▸ SET TASK: Copy every line from the data below in which the string "niedawną" can be found.

▸ INFORMATION PROVIDED:
-- START --

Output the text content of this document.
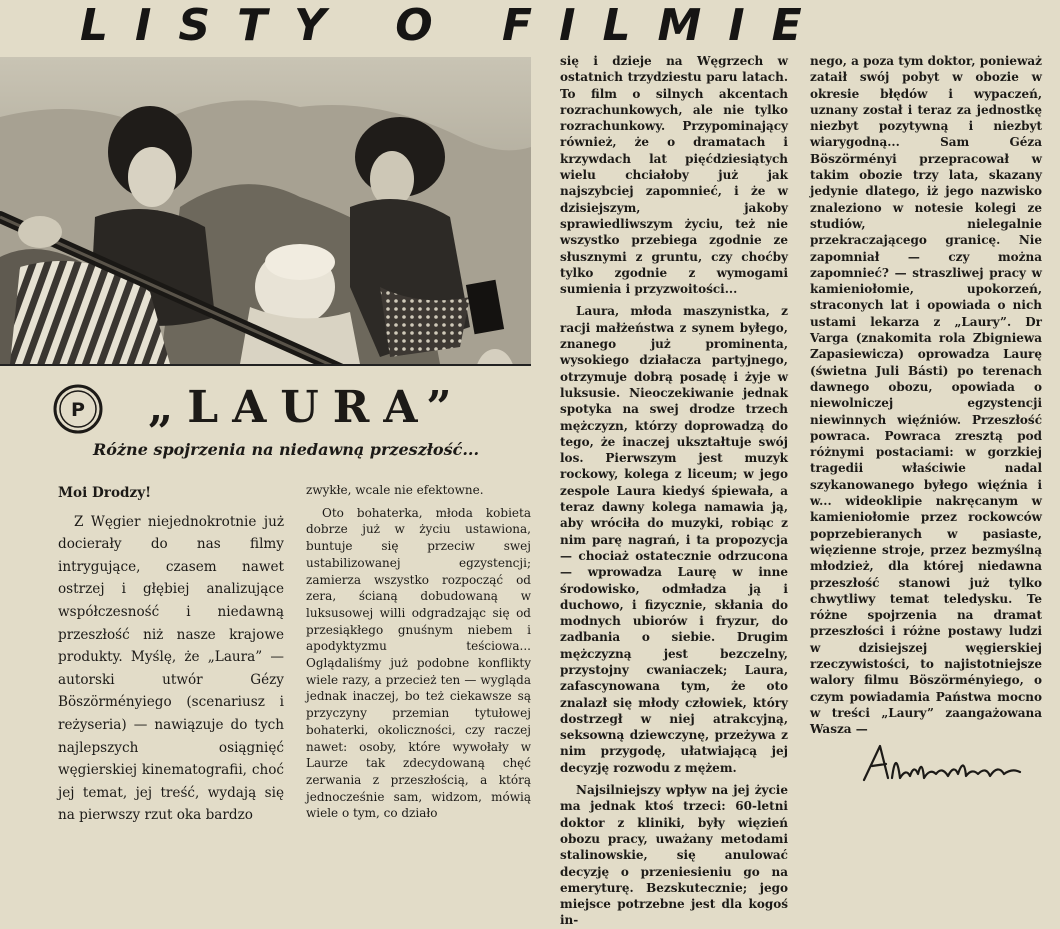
LISTY O FILMIE
P „LAURA”
Różne spojrzenia na niedawną przeszłość...

Moi Drodzy!

Z Węgier niejednokrotnie już docierały do nas filmy intrygujące, czasem nawet ostrzej i głębiej analizujące współczesność i niedawną przeszłość niż nasze krajowe produkty. Myślę, że „Laura” — autorski utwór Gézy Böszörményiego (scenariusz i reżyseria) — nawiązuje do tych najlepszych osiągnięć węgierskiej kinematografii, choć jej temat, jej treść, wydają się na pierwszy rzut oka bardzo

zwykłe, wcale nie efektowne.

Oto bohaterka, młoda kobieta dobrze już w życiu ustawiona, buntuje się przeciw swej ustabilizowanej egzystencji; zamierza wszystko rozpocząć od zera, ścianą dobudowaną w luksusowej willi odgradzając się od przesiąkłego gnuśnym niebem i apodyktyzmu teściowa... Oglądaliśmy już podobne konflikty wiele razy, a przecież ten — wygląda jednak inaczej, bo też ciekawsze są przyczyny przemian tytułowej bohaterki, okoliczności, czy raczej nawet: osoby, które wywołały w Laurze tak zdecydowaną chęć zerwania z przeszłością, a którą jednocześnie sam, widzom, mówią wiele o tym, co działo

się i dzieje na Węgrzech w ostatnich trzydziestu paru latach. To film o silnych akcentach rozrachunkowych, ale nie tylko rozrachunkowy. Przypominający również, że o dramatach i krzywdach lat pięćdziesiątych wielu chciałoby już jak najszybciej zapomnieć, i że w dzisiejszym, jakoby sprawiedliwszym życiu, też nie wszystko przebiega zgodnie ze słusznymi z gruntu, czy choćby tylko zgodnie z wymogami sumienia i przyzwoitości...

Laura, młoda maszynistka, z racji małżeństwa z synem byłego, znanego już prominenta, wysokiego działacza partyjnego, otrzymuje dobrą posadę i żyje w luksusie. Nieoczekiwanie jednak spotyka na swej drodze trzech mężczyzn, którzy doprowadzą do tego, że inaczej ukształtuje swój los. Pierwszym jest muzyk rockowy, kolega z liceum; w jego zespole Laura kiedyś śpiewała, a teraz dawny kolega namawia ją, aby wróciła do muzyki, robiąc z nim parę nagrań, i ta propozycja — chociaż ostatecznie odrzucona — wprowadza Laurę w inne środowisko, odmładza ją i duchowo, i fizycznie, skłania do modnych ubiorów i fryzur, do zadbania o siebie. Drugim mężczyzną jest bezczelny, przystojny cwaniaczek; Laura, zafascynowana tym, że oto znalazł się młody człowiek, który dostrzegł w niej atrakcyjną, seksowną dziewczynę, przeżywa z nim przygodę, ułatwiającą jej decyzję rozwodu z mężem.

Najsilniejszy wpływ na jej życie ma jednak ktoś trzeci: 60-letni doktor z kliniki, były więzień obozu pracy, uważany metodami stalinowskie, się anulować decyzję o przeniesieniu go na emeryturę. Bezskutecznie; jego miejsce potrzebne jest dla kogoś in-

nego, a poza tym doktor, ponieważ zataił swój pobyt w obozie w okresie błędów i wypaczeń, uznany został i teraz za jednostkę niezbyt pozytywną i niezbyt wiarygodną... Sam Géza Böszörményi przepracował w takim obozie trzy lata, skazany jedynie dlatego, iż jego nazwisko znaleziono w notesie kolegi ze studiów, nielegalnie przekraczającego granicę. Nie zapomniał — czy można zapomnieć? — straszliwej pracy w kamieniołomie, upokorzeń, straconych lat i opowiada o nich ustami lekarza z „Laury”. Dr Varga (znakomita rola Zbigniewa Zapasiewicza) oprowadza Laurę (świetna Juli Básti) po terenach dawnego obozu, opowiada o niewolniczej egzystencji niewinnych więźniów. Przeszłość powraca. Powraca zresztą pod różnymi postaciami: w gorzkiej tragedii właściwie nadal szykanowanego byłego więźnia i w... wideoklipie nakręcanym w kamieniołomie przez rockowców poprzebieranych w pasiaste, więzienne stroje, przez bezmyślną młodzież, dla której niedawna przeszłość stanowi już tylko chwytliwy temat teledysku. Te różne spojrzenia na dramat przeszłości i różne postawy ludzi w dzisiejszej węgierskiej rzeczywistości, to najistotniejsze walory filmu Böszörményiego, o czym powiadamia Państwa mocno w treści „Laury” zaangażowana Wasza —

-- END --

▸ ANSWER TO THE PROBLEM:
Różne spojrzenia na niedawną przeszłość...
Z Węgier niejednokrotnie już docierały do nas filmy intrygujące, czasem nawet ostrzej i głębiej analizujące współczesność i niedawną przeszłość niż nasze krajowe produkty. Myślę, że „Laura” — autorski utwór Gézy Böszörményiego (scenariusz i reżyseria) — nawiązuje do tych najlepszych osiągnięć węgierskiej kinematografii, choć jej temat, jej treść, wydają się na pierwszy rzut oka bardzo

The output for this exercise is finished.